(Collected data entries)
◆ ◆ ◆
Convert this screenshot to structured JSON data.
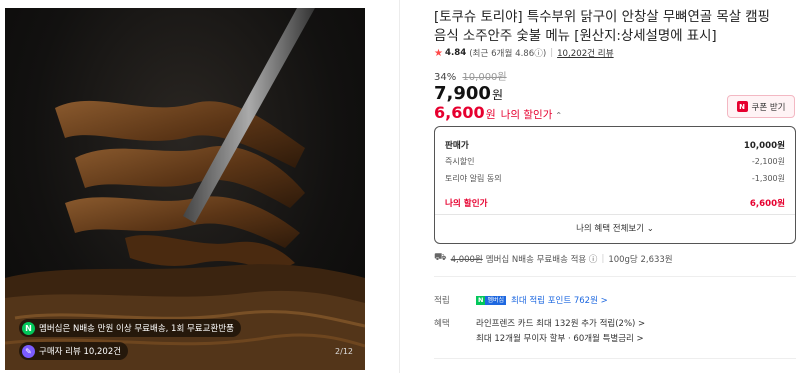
{
  "gallery": {
    "badge_membership": "멤버십은 N배송 만원 이상 무료배송, 1회 무료교환반품",
    "badge_reviews": "구매자 리뷰 10,202건",
    "counter": "2/12"
  },
  "product": {
    "title": "[토쿠슈 토리야] 특수부위 닭구이 안창살 무뼈연골 목살 캠핑음식 소주안주 숯불 메뉴 [원산지:상세설명에 표시]",
    "rating_score": "4.84",
    "rating_recent": "(최근 6개월 4.86",
    "rating_info": "ⓘ)",
    "review_count": "10,202건 리뷰",
    "discount_rate": "34%",
    "original_price": "10,000원",
    "price": "7,900",
    "price_unit": "원",
    "my_price": "6,600",
    "my_price_unit": "원",
    "my_price_label": "나의 할인가",
    "coupon_label": "쿠폰 받기"
  },
  "breakdown": {
    "rows": [
      {
        "label": "판매가",
        "value": "10,000원"
      },
      {
        "label": "즉시할인",
        "value": "-2,100원"
      },
      {
        "label": "토리야 알림 동의",
        "value": "-1,300원"
      },
      {
        "label": "나의 할인가",
        "value": "6,600원"
      }
    ],
    "view_all": "나의 혜택 전체보기 ⌄"
  },
  "shipping": {
    "old_fee": "4,000원",
    "text": "멤버십 N배송 무료배송 적용 ⓘ",
    "unit_price": "100g당 2,633원"
  },
  "benefits": {
    "points_key": "적립",
    "points_badge_n": "N",
    "points_badge_p": "멤버십",
    "points_text": "최대 적립 포인트 762원 >",
    "benefit_key": "혜택",
    "card_text": "라인프렌즈 카드 최대 132원 추가 적립(2%) >",
    "installment_text": "최대 12개월 무이자 할부 · 60개월 특별금리 >"
  },
  "colors": {
    "accent_red": "#e6002f",
    "naver_green": "#03c75a",
    "link_blue": "#1e68e0"
  }
}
◆ ◆ ◆
Output all of the records exactly as they appear above, but not the pictures.

Convert this screenshot to structured JSON data.
{
  "gallery": {
    "badge_membership": "멤버십은 N배송 만원 이상 무료배송, 1회 무료교환반품",
    "badge_reviews": "구매자 리뷰 10,202건",
    "counter": "2/12"
  },
  "product": {
    "title": "[토쿠슈 토리야] 특수부위 닭구이 안창살 무뼈연골 목살 캠핑음식 소주안주 숯불 메뉴 [원산지:상세설명에 표시]",
    "rating_score": "4.84",
    "rating_recent": "(최근 6개월 4.86",
    "rating_info": "ⓘ)",
    "review_count": "10,202건 리뷰",
    "discount_rate": "34%",
    "original_price": "10,000원",
    "price": "7,900",
    "price_unit": "원",
    "my_price": "6,600",
    "my_price_unit": "원",
    "my_price_label": "나의 할인가",
    "coupon_label": "쿠폰 받기"
  },
  "breakdown": {
    "rows": [
      {
        "label": "판매가",
        "value": "10,000원"
      },
      {
        "label": "즉시할인",
        "value": "-2,100원"
      },
      {
        "label": "토리야 알림 동의",
        "value": "-1,300원"
      },
      {
        "label": "나의 할인가",
        "value": "6,600원"
      }
    ],
    "view_all": "나의 혜택 전체보기 ⌄"
  },
  "shipping": {
    "old_fee": "4,000원",
    "text": "멤버십 N배송 무료배송 적용 ⓘ",
    "unit_price": "100g당 2,633원"
  },
  "benefits": {
    "points_key": "적립",
    "points_badge_n": "N",
    "points_badge_p": "멤버십",
    "points_text": "최대 적립 포인트 762원 >",
    "benefit_key": "혜택",
    "card_text": "라인프렌즈 카드 최대 132원 추가 적립(2%) >",
    "installment_text": "최대 12개월 무이자 할부 · 60개월 특별금리 >"
  },
  "colors": {
    "accent_red": "#e6002f",
    "naver_green": "#03c75a",
    "link_blue": "#1e68e0"
  }
}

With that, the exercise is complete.